# [Task requirements]
Identify the lines containing the word "winds". Copy each one.
******************************
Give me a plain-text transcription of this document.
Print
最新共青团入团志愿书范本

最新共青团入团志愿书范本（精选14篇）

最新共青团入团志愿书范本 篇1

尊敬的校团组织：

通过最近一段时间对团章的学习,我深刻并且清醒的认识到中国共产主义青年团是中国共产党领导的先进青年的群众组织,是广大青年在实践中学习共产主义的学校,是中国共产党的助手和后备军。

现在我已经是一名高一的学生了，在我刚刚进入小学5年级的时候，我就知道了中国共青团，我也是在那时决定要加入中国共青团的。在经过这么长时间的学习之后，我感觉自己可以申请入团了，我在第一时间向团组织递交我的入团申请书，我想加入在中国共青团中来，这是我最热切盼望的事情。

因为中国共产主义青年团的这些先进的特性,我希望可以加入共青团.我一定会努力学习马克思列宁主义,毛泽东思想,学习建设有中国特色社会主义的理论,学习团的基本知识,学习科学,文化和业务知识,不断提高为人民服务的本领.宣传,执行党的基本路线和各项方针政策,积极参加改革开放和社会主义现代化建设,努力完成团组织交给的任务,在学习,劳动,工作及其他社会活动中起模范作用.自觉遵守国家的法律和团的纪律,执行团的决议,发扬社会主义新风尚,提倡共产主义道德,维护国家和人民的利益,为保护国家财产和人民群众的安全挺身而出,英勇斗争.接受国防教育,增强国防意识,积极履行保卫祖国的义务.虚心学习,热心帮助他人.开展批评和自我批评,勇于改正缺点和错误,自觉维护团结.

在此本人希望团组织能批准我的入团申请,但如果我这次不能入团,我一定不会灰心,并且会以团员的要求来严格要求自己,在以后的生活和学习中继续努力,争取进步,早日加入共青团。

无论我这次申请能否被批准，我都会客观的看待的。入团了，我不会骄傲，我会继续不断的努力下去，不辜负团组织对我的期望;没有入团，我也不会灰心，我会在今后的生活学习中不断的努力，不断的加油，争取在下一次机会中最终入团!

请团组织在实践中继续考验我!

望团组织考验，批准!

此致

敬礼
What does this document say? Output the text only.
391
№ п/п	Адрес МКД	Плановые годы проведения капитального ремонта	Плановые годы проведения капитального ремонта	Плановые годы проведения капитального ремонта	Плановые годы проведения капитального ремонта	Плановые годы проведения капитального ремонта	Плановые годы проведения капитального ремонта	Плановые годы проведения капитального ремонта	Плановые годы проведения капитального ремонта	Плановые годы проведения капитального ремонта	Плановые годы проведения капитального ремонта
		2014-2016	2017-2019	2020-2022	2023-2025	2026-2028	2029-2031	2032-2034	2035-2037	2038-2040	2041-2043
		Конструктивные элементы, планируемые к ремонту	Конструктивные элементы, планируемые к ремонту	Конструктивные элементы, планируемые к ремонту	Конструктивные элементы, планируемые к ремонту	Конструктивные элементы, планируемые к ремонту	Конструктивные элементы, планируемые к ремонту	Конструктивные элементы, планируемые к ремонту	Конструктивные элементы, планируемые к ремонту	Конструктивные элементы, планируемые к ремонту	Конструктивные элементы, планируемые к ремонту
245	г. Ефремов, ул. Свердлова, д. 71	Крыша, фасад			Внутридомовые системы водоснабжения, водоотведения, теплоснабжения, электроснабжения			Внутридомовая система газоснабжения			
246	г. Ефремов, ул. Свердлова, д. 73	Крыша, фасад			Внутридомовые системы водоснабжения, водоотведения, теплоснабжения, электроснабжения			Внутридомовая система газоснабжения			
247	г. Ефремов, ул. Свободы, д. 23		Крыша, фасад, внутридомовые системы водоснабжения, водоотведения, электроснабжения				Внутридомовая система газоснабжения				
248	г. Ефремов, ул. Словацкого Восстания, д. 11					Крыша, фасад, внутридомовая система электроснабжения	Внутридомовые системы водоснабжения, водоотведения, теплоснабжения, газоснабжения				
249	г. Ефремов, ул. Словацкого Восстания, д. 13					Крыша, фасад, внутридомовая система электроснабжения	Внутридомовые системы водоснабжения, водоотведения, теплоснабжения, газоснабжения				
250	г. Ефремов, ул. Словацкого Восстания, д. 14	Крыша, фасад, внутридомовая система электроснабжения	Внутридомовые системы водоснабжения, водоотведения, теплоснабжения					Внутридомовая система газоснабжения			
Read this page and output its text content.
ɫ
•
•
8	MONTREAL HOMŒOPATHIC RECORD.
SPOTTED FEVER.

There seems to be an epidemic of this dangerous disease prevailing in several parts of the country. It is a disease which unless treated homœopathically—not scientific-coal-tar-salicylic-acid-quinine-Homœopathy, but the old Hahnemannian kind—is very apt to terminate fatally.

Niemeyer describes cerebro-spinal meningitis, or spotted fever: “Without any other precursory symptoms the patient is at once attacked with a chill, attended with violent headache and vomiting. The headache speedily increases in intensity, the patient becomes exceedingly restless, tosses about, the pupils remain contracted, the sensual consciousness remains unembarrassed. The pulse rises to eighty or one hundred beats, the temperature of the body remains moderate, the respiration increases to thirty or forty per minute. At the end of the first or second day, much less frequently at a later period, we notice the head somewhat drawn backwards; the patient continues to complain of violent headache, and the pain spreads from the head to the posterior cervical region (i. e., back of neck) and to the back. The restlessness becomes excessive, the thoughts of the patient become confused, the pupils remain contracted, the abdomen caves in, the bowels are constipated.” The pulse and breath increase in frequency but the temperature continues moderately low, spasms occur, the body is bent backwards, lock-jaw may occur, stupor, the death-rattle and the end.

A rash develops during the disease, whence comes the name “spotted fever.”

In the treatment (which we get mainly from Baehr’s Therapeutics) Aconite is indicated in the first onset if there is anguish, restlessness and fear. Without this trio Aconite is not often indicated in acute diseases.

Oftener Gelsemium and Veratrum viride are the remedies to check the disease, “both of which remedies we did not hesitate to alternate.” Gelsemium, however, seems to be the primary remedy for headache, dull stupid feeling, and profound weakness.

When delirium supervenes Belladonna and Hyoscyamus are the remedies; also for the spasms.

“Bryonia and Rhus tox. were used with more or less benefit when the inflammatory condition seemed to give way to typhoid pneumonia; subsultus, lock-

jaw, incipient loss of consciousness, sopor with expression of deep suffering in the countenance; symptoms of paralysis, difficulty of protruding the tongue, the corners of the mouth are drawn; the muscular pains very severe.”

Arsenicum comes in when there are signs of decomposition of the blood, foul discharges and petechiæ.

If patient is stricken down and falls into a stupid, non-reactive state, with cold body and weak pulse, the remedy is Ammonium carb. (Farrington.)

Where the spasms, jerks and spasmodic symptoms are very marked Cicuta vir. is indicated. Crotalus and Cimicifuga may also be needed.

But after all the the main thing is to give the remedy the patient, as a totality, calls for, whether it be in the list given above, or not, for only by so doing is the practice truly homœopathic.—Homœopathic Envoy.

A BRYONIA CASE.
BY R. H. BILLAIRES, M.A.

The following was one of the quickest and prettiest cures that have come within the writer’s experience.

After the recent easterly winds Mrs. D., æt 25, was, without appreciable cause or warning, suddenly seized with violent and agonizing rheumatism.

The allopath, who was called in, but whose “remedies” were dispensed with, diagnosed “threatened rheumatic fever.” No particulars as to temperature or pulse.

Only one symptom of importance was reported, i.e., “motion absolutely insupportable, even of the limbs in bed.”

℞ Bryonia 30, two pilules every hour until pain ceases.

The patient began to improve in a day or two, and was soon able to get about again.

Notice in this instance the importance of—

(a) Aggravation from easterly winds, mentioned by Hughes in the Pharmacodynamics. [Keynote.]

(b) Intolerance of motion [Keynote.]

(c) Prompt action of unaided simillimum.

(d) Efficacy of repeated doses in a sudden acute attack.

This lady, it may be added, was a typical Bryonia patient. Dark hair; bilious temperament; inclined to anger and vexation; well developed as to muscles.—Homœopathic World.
******************************
# [Result for this exercise]
After the recent easterly winds Mrs. D., æt 25, was, without appreciable cause or warning, suddenly seized with violent and agonizing rheumatism.
(a) Aggravation from easterly winds, mentioned by Hughes in the Pharmacodynamics. [Keynote.]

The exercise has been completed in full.